Print the records below exactly as they appear.

TASK INPUTS:
━━━━━━━━━━━━━━━━━━━━
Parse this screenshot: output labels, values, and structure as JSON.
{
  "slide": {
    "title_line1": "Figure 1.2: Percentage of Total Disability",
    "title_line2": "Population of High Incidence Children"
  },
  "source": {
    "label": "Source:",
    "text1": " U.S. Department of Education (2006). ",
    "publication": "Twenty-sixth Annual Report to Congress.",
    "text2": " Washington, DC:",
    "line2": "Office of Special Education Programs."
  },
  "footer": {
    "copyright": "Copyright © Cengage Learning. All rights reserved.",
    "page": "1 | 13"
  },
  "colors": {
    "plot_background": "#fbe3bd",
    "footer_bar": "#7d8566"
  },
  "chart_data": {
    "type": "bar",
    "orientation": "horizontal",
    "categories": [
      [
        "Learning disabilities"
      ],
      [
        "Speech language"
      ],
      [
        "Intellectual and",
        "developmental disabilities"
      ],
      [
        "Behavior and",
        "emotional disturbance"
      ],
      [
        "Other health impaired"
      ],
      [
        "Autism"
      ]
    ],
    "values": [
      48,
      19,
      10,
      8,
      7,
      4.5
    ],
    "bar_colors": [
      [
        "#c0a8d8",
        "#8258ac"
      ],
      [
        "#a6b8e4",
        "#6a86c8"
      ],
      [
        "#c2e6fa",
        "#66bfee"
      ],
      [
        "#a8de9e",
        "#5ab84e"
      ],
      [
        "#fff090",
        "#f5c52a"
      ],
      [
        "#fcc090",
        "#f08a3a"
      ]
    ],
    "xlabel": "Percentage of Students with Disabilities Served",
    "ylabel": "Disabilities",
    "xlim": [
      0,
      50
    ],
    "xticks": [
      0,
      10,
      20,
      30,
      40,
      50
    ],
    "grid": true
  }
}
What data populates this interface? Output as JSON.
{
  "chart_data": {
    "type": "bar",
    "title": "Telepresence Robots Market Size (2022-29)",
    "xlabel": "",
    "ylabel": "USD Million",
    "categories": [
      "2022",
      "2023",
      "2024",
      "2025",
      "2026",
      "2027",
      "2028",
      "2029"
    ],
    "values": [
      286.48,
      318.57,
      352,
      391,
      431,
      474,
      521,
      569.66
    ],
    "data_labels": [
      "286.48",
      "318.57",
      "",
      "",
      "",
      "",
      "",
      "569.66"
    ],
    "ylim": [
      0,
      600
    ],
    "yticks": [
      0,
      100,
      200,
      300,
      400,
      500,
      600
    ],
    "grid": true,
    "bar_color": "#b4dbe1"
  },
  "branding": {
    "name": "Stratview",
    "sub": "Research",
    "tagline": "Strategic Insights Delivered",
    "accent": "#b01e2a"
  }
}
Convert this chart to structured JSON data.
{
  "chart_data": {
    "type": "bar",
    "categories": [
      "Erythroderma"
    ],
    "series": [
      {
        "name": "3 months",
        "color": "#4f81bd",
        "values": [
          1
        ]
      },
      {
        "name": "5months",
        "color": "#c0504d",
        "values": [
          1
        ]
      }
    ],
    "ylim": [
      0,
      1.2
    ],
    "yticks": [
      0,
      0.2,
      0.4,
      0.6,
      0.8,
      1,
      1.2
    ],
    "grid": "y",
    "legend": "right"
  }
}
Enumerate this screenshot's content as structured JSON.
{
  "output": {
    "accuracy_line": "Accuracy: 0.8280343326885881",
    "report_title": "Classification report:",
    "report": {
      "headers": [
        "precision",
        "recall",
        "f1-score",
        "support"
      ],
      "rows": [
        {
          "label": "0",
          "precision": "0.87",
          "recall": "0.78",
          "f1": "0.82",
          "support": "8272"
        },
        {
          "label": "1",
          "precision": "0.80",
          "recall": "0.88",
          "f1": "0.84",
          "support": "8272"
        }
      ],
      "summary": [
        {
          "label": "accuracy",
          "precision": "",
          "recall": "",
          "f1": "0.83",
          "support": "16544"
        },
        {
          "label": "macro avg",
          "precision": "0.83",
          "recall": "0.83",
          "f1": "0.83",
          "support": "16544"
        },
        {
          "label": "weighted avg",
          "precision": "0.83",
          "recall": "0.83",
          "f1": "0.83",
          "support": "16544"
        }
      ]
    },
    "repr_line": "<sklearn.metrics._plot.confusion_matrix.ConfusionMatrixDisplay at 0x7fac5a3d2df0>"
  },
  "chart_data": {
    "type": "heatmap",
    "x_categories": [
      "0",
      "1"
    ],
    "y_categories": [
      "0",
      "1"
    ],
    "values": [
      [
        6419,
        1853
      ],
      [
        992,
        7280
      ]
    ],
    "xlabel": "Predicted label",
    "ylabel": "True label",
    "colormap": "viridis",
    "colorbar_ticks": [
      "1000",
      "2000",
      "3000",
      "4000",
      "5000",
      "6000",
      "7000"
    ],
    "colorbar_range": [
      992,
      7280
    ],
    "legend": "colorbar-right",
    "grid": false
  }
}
━━━━━━━━━━━━━━━━━━━━
PROBLEM SOLUTION:
Parse this screenshot: output labels, values, and structure as JSON.
{
  "slide": {
    "title_line1": "Figure 1.2: Percentage of Total Disability",
    "title_line2": "Population of High Incidence Children"
  },
  "source": {
    "label": "Source:",
    "text1": " U.S. Department of Education (2006). ",
    "publication": "Twenty-sixth Annual Report to Congress.",
    "text2": " Washington, DC:",
    "line2": "Office of Special Education Programs."
  },
  "footer": {
    "copyright": "Copyright © Cengage Learning. All rights reserved.",
    "page": "1 | 13"
  },
  "colors": {
    "plot_background": "#fbe3bd",
    "footer_bar": "#7d8566"
  },
  "chart_data": {
    "type": "bar",
    "orientation": "horizontal",
    "categories": [
      [
        "Learning disabilities"
      ],
      [
        "Speech language"
      ],
      [
        "Intellectual and",
        "developmental disabilities"
      ],
      [
        "Behavior and",
        "emotional disturbance"
      ],
      [
        "Other health impaired"
      ],
      [
        "Autism"
      ]
    ],
    "values": [
      48,
      19,
      10,
      8,
      7,
      4.5
    ],
    "bar_colors": [
      [
        "#c0a8d8",
        "#8258ac"
      ],
      [
        "#a6b8e4",
        "#6a86c8"
      ],
      [
        "#c2e6fa",
        "#66bfee"
      ],
      [
        "#a8de9e",
        "#5ab84e"
      ],
      [
        "#fff090",
        "#f5c52a"
      ],
      [
        "#fcc090",
        "#f08a3a"
      ]
    ],
    "xlabel": "Percentage of Students with Disabilities Served",
    "ylabel": "Disabilities",
    "xlim": [
      0,
      50
    ],
    "xticks": [
      0,
      10,
      20,
      30,
      40,
      50
    ],
    "grid": true
  }
}
What data populates this interface? Output as JSON.
{
  "chart_data": {
    "type": "bar",
    "title": "Telepresence Robots Market Size (2022-29)",
    "xlabel": "",
    "ylabel": "USD Million",
    "categories": [
      "2022",
      "2023",
      "2024",
      "2025",
      "2026",
      "2027",
      "2028",
      "2029"
    ],
    "values": [
      286.48,
      318.57,
      352,
      391,
      431,
      474,
      521,
      569.66
    ],
    "data_labels": [
      "286.48",
      "318.57",
      "",
      "",
      "",
      "",
      "",
      "569.66"
    ],
    "ylim": [
      0,
      600
    ],
    "yticks": [
      0,
      100,
      200,
      300,
      400,
      500,
      600
    ],
    "grid": true,
    "bar_color": "#b4dbe1"
  },
  "branding": {
    "name": "Stratview",
    "sub": "Research",
    "tagline": "Strategic Insights Delivered",
    "accent": "#b01e2a"
  }
}
Convert this chart to structured JSON data.
{
  "chart_data": {
    "type": "bar",
    "categories": [
      "Erythroderma"
    ],
    "series": [
      {
        "name": "3 months",
        "color": "#4f81bd",
        "values": [
          1
        ]
      },
      {
        "name": "5months",
        "color": "#c0504d",
        "values": [
          1
        ]
      }
    ],
    "ylim": [
      0,
      1.2
    ],
    "yticks": [
      0,
      0.2,
      0.4,
      0.6,
      0.8,
      1,
      1.2
    ],
    "grid": "y",
    "legend": "right"
  }
}
Enumerate this screenshot's content as structured JSON.
{
  "output": {
    "accuracy_line": "Accuracy: 0.8280343326885881",
    "report_title": "Classification report:",
    "report": {
      "headers": [
        "precision",
        "recall",
        "f1-score",
        "support"
      ],
      "rows": [
        {
          "label": "0",
          "precision": "0.87",
          "recall": "0.78",
          "f1": "0.82",
          "support": "8272"
        },
        {
          "label": "1",
          "precision": "0.80",
          "recall": "0.88",
          "f1": "0.84",
          "support": "8272"
        }
      ],
      "summary": [
        {
          "label": "accuracy",
          "precision": "",
          "recall": "",
          "f1": "0.83",
          "support": "16544"
        },
        {
          "label": "macro avg",
          "precision": "0.83",
          "recall": "0.83",
          "f1": "0.83",
          "support": "16544"
        },
        {
          "label": "weighted avg",
          "precision": "0.83",
          "recall": "0.83",
          "f1": "0.83",
          "support": "16544"
        }
      ]
    },
    "repr_line": "<sklearn.metrics._plot.confusion_matrix.ConfusionMatrixDisplay at 0x7fac5a3d2df0>"
  },
  "chart_data": {
    "type": "heatmap",
    "x_categories": [
      "0",
      "1"
    ],
    "y_categories": [
      "0",
      "1"
    ],
    "values": [
      [
        6419,
        1853
      ],
      [
        992,
        7280
      ]
    ],
    "xlabel": "Predicted label",
    "ylabel": "True label",
    "colormap": "viridis",
    "colorbar_ticks": [
      "1000",
      "2000",
      "3000",
      "4000",
      "5000",
      "6000",
      "7000"
    ],
    "colorbar_range": [
      992,
      7280
    ],
    "legend": "colorbar-right",
    "grid": false
  }
}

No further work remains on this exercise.